[DO THIS]: Each line of the data that includes the string "icon" is to be copied out.

[GIVEN RECORDS]:
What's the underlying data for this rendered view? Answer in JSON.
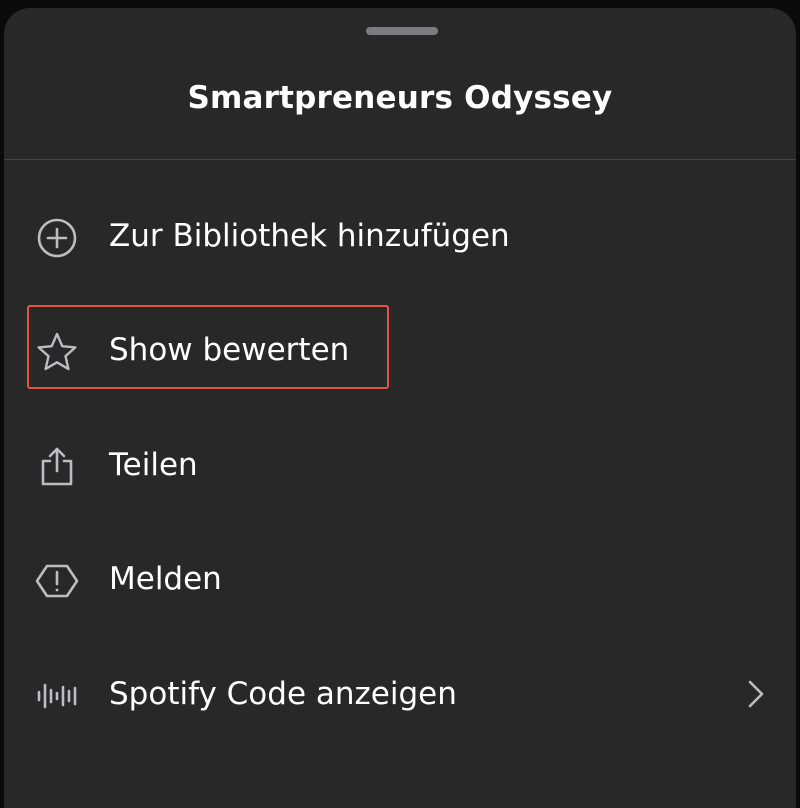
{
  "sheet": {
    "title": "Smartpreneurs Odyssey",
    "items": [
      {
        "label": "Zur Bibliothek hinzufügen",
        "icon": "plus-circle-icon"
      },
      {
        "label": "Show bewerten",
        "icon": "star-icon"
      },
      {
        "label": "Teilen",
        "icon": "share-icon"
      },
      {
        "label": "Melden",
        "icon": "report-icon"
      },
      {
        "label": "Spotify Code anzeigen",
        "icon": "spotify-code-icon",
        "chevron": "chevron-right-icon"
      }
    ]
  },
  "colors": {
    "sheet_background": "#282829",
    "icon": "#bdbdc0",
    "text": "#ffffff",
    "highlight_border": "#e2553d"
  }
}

* * *

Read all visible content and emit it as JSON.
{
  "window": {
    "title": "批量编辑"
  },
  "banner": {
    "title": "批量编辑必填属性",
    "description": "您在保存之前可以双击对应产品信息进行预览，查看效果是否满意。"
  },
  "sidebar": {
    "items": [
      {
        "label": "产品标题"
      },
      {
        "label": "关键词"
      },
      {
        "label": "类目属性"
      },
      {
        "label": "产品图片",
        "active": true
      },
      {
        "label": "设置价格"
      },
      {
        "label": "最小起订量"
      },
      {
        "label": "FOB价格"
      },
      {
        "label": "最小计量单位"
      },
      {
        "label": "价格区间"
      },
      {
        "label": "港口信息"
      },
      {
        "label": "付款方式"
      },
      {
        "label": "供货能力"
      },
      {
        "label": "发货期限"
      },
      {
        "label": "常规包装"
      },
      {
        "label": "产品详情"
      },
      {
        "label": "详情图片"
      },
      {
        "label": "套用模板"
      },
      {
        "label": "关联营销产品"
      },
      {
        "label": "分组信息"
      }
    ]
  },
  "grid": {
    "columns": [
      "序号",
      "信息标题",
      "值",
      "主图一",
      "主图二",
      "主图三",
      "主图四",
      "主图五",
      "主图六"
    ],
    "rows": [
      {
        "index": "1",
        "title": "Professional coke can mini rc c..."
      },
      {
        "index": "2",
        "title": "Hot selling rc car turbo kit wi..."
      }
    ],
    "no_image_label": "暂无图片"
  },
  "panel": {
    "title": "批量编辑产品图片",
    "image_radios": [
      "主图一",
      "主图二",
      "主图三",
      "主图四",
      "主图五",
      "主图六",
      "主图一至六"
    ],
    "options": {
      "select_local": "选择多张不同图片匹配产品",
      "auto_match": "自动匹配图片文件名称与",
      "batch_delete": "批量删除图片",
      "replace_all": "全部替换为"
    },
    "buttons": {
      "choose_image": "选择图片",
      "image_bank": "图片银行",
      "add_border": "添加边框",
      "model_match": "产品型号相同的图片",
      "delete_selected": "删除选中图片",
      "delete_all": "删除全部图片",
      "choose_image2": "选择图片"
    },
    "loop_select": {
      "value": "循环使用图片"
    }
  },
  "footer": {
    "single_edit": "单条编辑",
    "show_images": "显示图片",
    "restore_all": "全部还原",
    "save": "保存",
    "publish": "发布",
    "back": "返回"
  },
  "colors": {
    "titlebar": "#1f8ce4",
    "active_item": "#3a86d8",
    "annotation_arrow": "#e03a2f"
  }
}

==

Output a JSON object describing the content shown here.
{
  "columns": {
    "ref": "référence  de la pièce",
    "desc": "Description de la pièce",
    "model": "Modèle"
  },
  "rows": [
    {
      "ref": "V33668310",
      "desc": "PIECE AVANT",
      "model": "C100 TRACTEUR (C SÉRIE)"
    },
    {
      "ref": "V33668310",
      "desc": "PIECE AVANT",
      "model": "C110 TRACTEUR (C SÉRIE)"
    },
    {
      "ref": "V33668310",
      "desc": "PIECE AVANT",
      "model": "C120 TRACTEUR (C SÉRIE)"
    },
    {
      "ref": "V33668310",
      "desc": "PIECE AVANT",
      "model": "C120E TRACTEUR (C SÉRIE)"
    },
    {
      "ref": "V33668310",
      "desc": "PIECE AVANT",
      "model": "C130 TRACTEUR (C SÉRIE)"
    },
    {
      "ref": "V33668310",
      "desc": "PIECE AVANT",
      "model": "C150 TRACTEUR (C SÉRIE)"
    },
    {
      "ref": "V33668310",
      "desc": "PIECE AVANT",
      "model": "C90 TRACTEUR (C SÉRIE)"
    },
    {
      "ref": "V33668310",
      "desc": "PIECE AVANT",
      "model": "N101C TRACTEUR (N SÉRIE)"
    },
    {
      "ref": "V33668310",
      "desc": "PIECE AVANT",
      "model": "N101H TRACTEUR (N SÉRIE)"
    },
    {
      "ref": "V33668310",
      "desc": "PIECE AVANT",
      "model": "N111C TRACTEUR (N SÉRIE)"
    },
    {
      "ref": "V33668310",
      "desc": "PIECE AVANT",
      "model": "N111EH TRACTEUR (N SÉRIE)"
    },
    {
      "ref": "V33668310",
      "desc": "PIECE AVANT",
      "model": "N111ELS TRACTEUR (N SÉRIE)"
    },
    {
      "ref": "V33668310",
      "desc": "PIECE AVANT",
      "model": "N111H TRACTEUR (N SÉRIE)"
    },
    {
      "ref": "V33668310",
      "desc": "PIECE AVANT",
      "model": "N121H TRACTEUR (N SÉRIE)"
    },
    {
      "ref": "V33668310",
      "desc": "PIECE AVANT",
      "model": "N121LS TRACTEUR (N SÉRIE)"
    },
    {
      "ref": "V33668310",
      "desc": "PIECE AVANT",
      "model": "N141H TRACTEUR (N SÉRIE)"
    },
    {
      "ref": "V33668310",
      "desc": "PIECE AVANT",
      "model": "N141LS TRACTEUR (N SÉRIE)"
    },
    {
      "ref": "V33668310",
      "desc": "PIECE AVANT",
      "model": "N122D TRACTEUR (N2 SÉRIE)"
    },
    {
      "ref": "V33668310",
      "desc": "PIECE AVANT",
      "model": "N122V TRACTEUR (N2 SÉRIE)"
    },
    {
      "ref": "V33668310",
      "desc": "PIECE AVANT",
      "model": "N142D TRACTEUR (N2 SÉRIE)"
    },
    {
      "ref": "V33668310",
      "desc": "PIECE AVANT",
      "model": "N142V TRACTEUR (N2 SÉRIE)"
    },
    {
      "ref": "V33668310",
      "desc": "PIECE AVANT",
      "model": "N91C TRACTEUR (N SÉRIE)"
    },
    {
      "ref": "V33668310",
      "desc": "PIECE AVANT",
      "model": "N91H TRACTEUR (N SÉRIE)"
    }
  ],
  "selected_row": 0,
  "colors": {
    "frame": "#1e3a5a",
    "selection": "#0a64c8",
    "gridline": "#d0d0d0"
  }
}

[ANSWER TO THIS EXERCISE]:
        "icon": "plus-circle-icon"
        "icon": "star-icon"
        "icon": "share-icon"
        "icon": "report-icon"
        "icon": "spotify-code-icon",
        "chevron": "chevron-right-icon"
    "icon": "#bdbdc0",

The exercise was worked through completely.